**DATA EXCERPTS:**
###
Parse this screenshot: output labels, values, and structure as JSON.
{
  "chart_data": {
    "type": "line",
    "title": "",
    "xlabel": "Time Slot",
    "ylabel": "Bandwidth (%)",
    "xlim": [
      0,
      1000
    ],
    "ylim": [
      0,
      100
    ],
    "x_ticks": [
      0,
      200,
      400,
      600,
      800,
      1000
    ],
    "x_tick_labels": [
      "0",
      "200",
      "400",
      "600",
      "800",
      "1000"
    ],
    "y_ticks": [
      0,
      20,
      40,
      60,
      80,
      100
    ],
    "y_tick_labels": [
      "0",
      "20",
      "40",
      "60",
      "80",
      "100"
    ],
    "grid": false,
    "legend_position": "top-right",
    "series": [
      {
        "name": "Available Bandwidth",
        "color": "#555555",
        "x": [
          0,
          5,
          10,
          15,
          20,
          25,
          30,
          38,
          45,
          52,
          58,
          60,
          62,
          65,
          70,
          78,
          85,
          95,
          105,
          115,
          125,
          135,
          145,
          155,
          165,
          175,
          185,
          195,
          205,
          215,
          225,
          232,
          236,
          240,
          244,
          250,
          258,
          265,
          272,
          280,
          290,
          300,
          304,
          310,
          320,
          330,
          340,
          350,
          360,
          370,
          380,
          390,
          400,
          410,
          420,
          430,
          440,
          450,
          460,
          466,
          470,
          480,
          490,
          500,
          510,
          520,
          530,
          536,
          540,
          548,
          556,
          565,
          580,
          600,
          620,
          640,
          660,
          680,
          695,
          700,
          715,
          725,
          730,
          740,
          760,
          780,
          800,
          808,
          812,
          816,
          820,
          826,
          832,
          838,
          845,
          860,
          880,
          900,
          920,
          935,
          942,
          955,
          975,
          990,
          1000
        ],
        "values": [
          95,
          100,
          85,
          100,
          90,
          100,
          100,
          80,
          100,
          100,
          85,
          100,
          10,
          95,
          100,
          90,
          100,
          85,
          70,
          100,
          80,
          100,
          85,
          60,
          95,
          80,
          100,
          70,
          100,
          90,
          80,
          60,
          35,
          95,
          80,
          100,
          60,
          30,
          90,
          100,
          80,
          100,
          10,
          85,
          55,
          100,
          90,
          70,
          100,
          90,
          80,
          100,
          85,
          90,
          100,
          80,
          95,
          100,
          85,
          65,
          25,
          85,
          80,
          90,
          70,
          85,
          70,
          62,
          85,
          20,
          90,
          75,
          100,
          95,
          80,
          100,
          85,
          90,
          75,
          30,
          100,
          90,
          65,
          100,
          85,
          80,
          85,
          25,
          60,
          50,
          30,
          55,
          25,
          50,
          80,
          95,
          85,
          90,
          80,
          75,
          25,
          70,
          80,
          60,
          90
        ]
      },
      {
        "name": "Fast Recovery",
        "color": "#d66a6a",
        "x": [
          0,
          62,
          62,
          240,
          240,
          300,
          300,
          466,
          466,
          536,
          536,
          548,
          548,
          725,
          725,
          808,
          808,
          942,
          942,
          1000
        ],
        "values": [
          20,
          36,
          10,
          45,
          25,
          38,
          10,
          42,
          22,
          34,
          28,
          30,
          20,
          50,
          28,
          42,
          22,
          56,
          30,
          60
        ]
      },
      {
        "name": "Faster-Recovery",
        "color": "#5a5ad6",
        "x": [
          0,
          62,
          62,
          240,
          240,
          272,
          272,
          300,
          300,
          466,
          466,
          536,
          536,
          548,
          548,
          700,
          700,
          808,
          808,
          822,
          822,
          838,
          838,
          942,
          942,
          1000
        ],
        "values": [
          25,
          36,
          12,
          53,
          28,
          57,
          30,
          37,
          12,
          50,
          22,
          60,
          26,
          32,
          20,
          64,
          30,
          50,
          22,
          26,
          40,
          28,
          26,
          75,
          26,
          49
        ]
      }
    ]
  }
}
###
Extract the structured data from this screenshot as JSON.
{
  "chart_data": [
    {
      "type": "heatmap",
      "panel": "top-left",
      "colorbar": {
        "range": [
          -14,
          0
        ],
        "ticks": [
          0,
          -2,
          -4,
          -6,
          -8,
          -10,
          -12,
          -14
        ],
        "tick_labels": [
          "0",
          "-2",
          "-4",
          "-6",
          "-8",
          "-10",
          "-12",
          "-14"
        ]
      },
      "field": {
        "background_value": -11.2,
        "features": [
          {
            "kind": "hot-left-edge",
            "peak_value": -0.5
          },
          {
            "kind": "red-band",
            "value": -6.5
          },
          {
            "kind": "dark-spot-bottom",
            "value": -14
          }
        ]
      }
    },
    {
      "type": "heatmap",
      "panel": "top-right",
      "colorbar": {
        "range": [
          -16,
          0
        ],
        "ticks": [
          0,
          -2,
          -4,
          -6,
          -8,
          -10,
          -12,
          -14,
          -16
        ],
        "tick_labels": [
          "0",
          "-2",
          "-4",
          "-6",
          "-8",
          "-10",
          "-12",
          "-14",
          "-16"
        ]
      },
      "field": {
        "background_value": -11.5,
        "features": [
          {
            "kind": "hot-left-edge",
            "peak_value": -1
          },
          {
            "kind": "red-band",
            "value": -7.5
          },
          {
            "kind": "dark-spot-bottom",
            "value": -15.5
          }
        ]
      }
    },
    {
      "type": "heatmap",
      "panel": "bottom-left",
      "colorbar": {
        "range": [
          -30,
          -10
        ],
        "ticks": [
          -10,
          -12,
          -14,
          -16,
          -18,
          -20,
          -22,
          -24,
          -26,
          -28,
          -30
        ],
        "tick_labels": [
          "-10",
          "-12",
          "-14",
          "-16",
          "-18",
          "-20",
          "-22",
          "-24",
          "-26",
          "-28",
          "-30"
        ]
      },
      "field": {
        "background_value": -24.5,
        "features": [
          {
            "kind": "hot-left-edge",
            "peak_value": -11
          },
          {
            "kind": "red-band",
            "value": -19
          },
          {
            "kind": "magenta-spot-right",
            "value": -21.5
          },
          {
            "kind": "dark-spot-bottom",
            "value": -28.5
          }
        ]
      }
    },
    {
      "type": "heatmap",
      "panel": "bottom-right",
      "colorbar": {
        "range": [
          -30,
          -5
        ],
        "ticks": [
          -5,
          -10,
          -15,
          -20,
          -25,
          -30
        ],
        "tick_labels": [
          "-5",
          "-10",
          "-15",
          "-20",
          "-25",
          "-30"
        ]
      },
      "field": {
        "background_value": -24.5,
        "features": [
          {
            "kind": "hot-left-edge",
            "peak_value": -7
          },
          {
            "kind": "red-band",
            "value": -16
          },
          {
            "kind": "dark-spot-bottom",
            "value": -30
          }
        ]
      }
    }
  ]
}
###
**WHAT YOU ARE ASKED TO DO:**
Give only the number of lines in the data that include the string "Bandwidth".

**ANSWER FOR THIS EXERCISE:**
2